** Start SUPPLIED DATA **
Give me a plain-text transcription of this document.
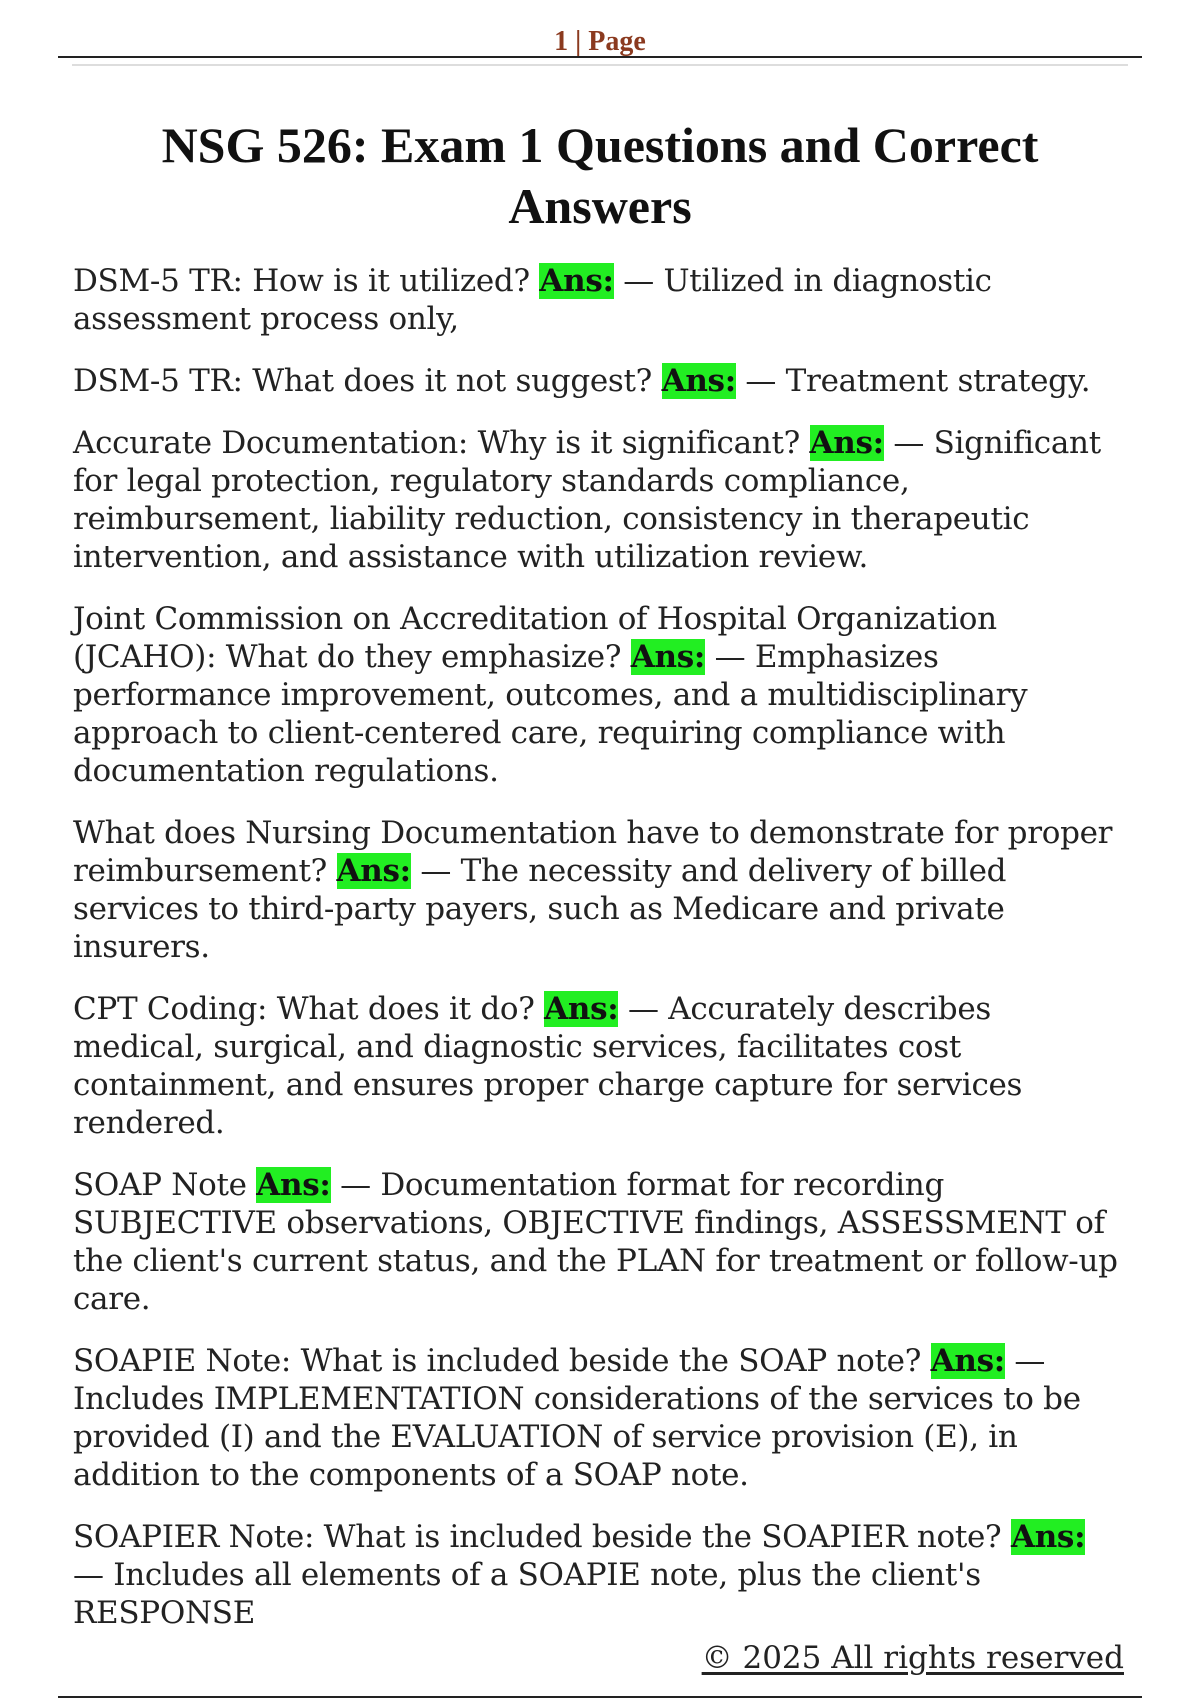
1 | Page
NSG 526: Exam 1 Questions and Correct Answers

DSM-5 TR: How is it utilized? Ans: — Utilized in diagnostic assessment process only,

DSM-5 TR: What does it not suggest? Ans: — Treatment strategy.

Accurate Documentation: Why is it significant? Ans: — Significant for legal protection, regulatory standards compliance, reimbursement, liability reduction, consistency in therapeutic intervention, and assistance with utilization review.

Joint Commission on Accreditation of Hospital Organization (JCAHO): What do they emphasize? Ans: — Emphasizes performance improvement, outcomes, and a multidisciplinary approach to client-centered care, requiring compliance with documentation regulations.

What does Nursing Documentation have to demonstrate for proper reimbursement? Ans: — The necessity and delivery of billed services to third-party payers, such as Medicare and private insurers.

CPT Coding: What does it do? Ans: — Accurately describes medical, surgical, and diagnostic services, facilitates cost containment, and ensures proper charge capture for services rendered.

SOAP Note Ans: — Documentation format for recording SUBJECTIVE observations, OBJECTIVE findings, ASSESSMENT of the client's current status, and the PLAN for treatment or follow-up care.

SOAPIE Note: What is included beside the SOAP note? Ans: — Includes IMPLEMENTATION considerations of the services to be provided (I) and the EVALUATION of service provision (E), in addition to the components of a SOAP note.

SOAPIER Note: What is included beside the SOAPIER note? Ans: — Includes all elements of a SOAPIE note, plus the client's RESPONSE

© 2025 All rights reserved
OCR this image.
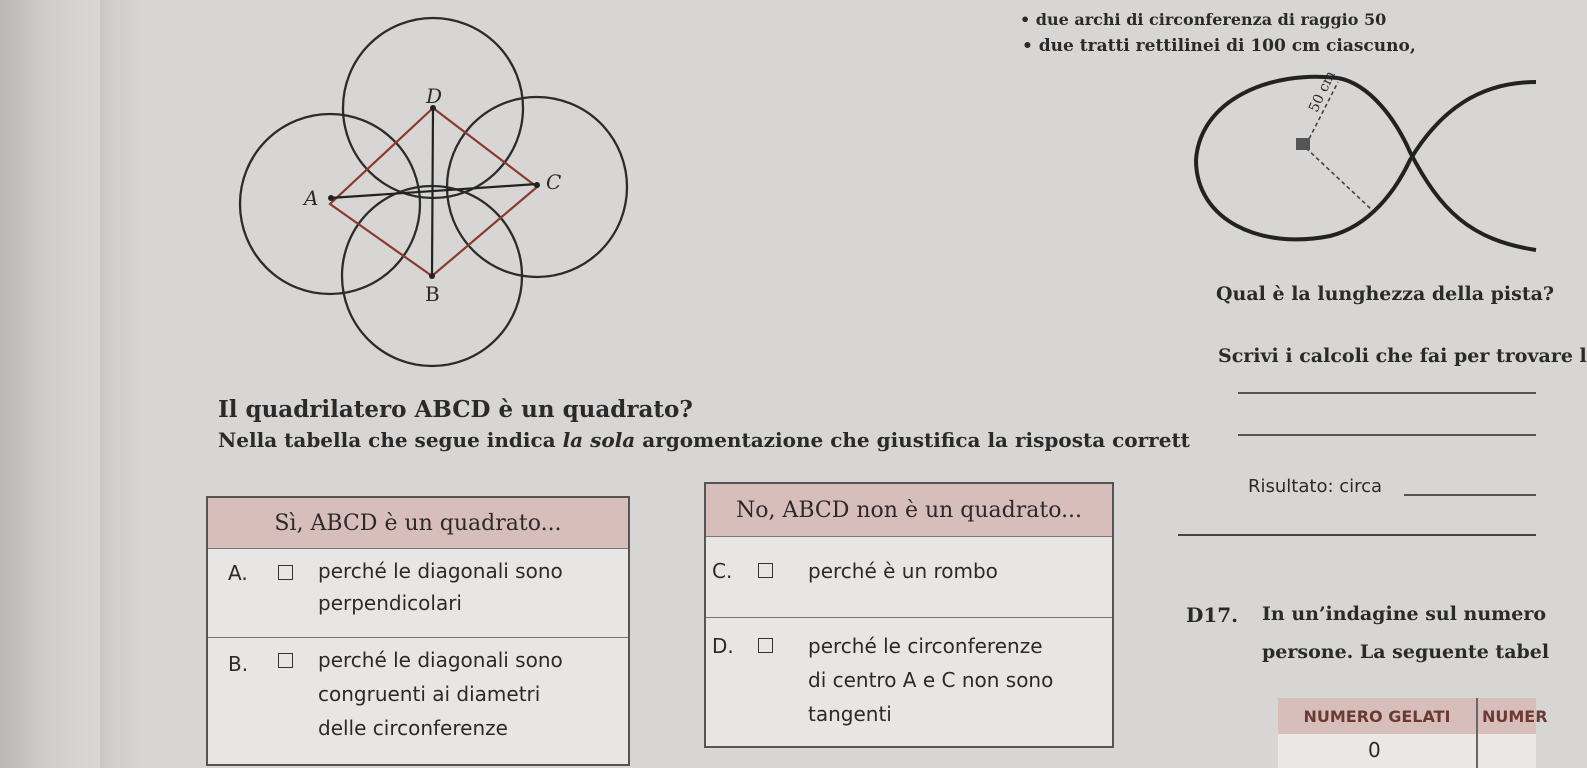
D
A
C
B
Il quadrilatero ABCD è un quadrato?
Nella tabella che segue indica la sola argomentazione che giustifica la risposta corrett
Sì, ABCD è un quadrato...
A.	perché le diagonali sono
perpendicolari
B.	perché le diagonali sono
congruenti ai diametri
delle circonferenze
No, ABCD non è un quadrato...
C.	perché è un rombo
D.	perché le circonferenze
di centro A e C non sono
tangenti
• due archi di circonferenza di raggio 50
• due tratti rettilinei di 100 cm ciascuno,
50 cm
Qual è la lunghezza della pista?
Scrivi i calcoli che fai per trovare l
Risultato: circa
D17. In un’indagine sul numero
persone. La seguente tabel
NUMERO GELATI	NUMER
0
** End SUPPLIED DATA **
** Start SUPPLIED DATA **
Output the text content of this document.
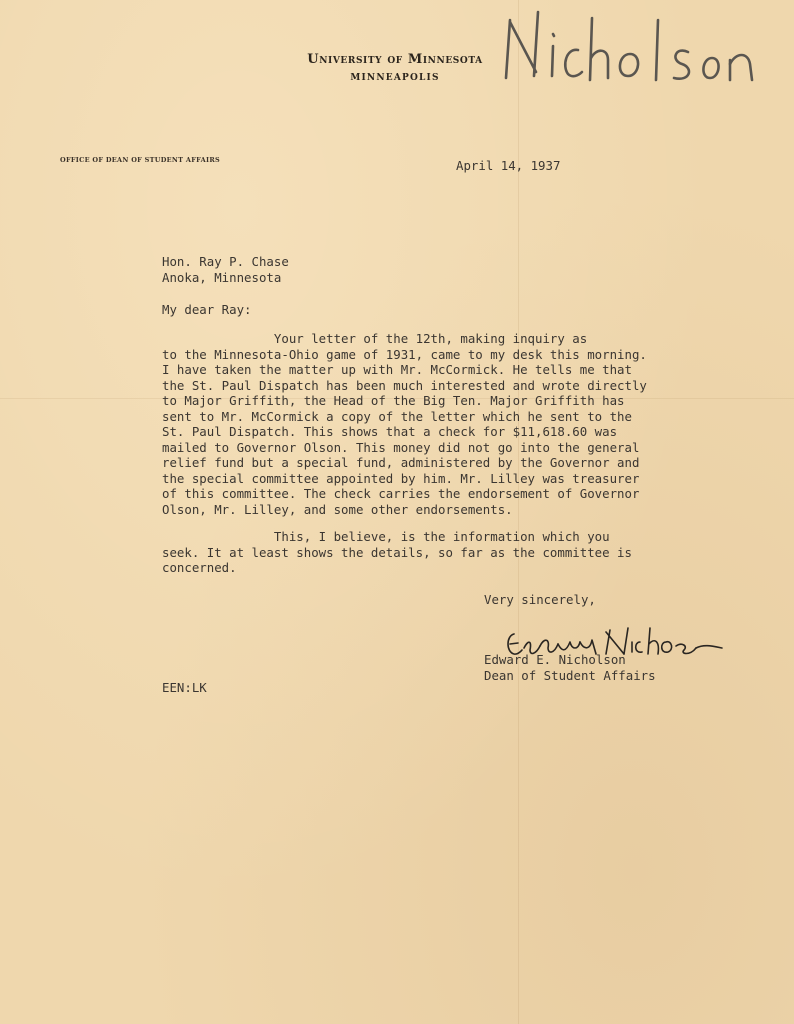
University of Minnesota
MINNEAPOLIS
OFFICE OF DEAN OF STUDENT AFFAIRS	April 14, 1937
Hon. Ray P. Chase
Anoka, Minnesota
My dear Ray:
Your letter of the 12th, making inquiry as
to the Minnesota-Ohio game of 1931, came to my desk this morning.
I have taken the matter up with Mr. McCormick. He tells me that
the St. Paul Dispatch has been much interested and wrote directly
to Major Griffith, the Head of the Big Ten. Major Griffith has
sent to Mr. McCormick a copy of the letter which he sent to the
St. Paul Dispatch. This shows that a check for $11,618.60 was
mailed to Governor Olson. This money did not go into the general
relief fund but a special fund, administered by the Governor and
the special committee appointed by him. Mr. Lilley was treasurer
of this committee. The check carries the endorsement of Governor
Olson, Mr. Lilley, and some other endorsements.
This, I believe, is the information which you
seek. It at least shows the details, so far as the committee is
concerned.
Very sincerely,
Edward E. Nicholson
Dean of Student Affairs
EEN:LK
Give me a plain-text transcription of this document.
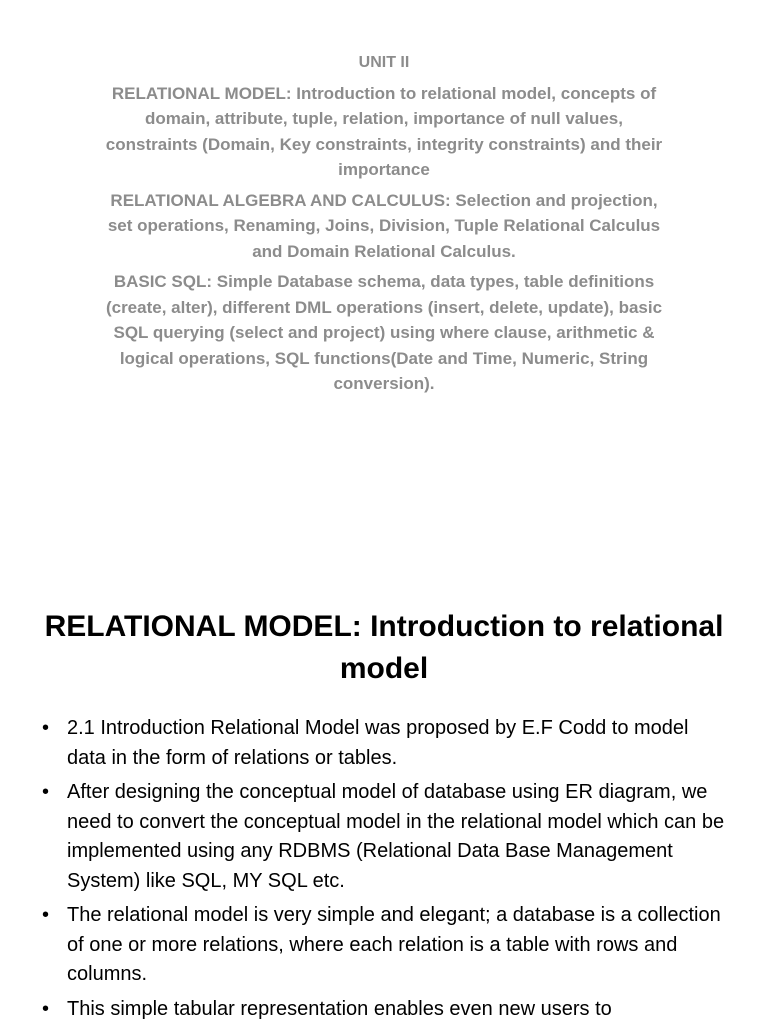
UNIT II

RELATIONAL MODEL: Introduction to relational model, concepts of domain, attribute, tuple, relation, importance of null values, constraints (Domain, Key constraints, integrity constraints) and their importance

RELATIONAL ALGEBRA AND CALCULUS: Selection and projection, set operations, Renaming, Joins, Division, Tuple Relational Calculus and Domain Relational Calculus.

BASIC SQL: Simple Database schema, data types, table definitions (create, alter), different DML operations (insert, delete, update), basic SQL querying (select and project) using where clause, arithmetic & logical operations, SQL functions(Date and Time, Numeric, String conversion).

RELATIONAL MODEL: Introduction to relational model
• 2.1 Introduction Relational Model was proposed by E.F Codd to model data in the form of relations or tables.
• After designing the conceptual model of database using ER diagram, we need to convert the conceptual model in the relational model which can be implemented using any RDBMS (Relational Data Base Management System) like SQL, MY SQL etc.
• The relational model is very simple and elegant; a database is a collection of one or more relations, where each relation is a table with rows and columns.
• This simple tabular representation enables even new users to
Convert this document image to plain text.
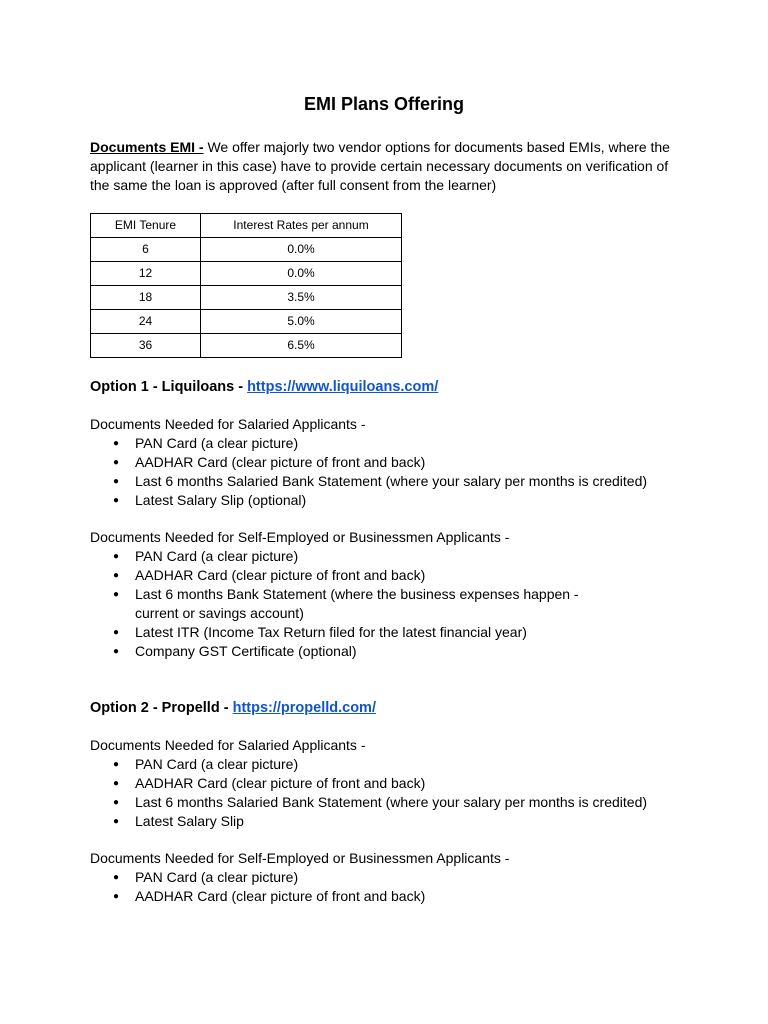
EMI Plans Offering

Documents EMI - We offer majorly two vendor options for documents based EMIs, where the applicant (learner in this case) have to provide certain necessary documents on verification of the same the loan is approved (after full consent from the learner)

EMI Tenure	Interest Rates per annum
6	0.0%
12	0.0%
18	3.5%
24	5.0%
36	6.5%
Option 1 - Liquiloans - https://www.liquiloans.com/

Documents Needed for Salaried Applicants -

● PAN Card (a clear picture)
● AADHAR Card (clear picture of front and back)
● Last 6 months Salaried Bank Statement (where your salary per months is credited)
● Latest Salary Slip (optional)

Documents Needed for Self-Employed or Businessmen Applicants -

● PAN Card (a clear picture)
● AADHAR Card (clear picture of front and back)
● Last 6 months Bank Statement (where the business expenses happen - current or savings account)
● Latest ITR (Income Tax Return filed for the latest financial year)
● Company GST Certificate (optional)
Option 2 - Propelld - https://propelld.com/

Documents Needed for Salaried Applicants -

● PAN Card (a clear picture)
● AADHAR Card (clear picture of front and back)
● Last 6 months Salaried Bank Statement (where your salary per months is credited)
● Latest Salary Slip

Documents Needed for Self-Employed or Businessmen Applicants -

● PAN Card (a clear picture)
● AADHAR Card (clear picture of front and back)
** End SUPPLIED DATA **
** Start SUPPLIED DATA **
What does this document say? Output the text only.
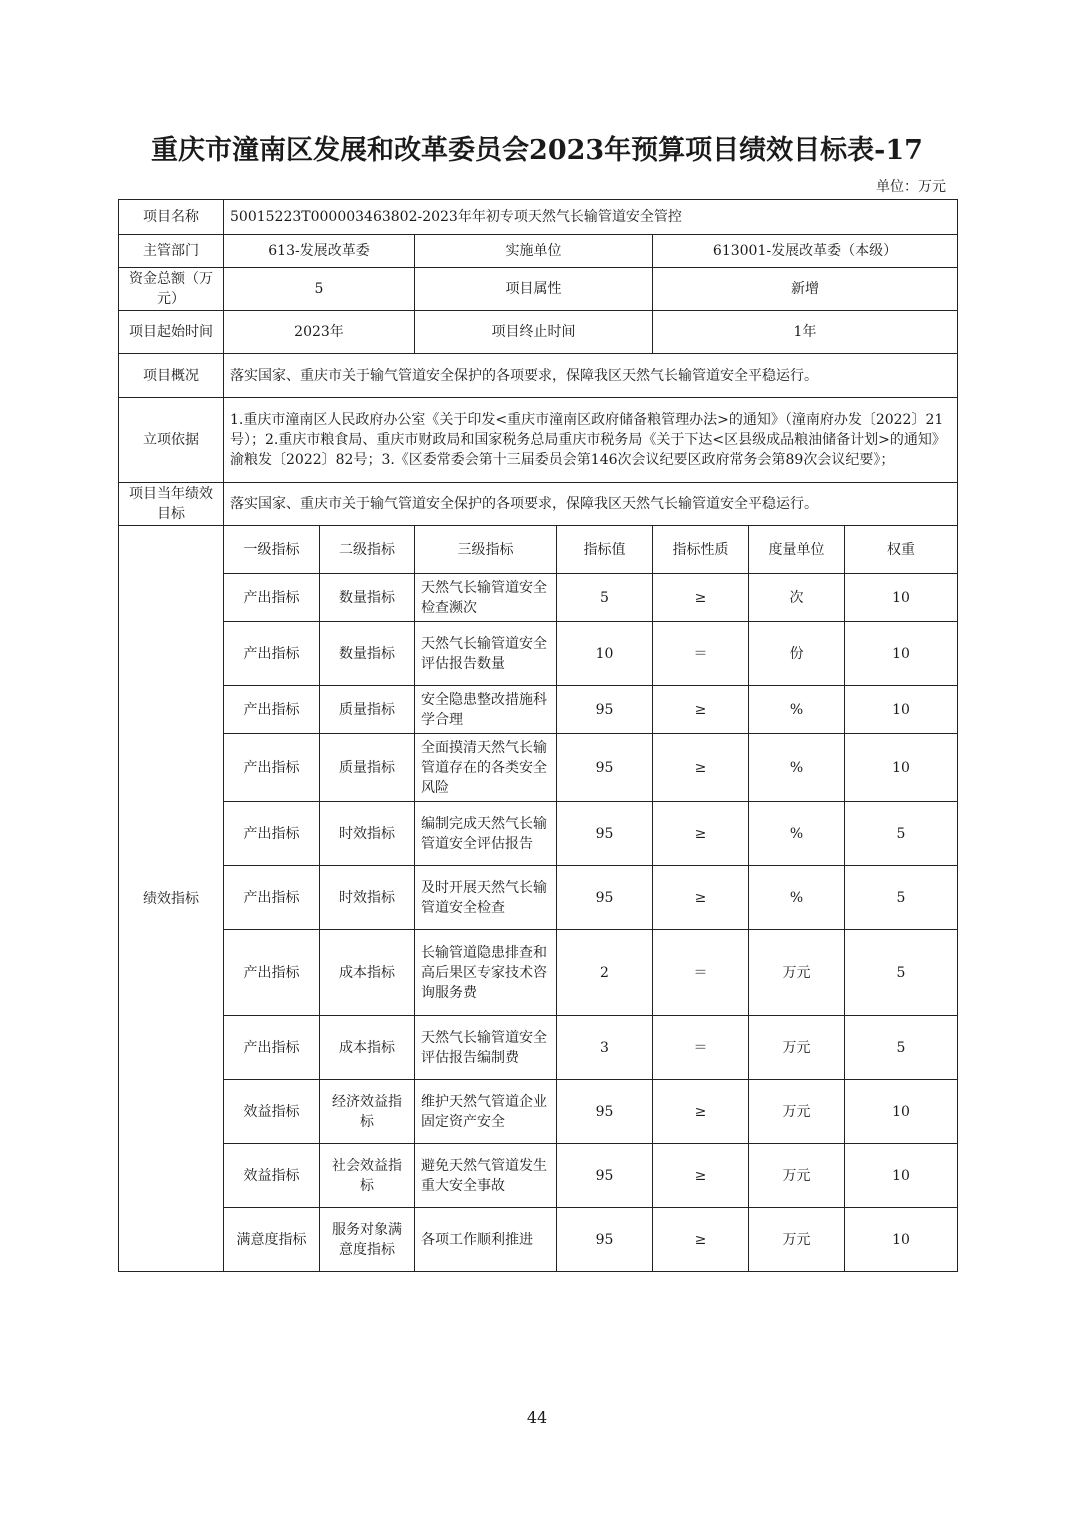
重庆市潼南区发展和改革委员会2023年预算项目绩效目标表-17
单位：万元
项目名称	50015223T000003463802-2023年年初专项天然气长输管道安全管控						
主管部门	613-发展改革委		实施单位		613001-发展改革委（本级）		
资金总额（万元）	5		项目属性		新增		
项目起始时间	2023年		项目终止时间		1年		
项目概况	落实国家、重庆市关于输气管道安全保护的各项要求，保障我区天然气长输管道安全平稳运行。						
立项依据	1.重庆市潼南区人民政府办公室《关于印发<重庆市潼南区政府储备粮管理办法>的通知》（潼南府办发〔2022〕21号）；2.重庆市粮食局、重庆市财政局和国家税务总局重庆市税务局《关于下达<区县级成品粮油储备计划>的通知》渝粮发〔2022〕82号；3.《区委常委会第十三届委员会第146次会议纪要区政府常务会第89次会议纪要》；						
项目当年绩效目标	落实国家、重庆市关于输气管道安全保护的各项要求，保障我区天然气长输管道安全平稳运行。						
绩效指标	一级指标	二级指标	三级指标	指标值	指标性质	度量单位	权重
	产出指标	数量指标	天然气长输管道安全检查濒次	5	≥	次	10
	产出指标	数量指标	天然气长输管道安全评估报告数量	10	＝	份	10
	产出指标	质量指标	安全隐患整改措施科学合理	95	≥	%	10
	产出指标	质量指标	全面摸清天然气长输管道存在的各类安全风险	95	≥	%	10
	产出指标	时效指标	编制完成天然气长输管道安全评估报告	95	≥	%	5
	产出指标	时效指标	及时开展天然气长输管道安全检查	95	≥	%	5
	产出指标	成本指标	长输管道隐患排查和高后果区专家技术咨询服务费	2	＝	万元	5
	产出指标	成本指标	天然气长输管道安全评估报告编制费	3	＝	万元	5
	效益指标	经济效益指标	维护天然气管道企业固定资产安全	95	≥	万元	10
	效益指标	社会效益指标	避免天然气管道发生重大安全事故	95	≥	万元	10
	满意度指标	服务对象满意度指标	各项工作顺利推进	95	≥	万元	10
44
** End SUPPLIED DATA **
§ **DIRECTIONS**
Gather all the lines that include the word "ABCD" and copy them out.

§ **SOLUTION**
Il quadrilatero ABCD è un quadrato?
Sì, ABCD è un quadrato...
No, ABCD non è un quadrato...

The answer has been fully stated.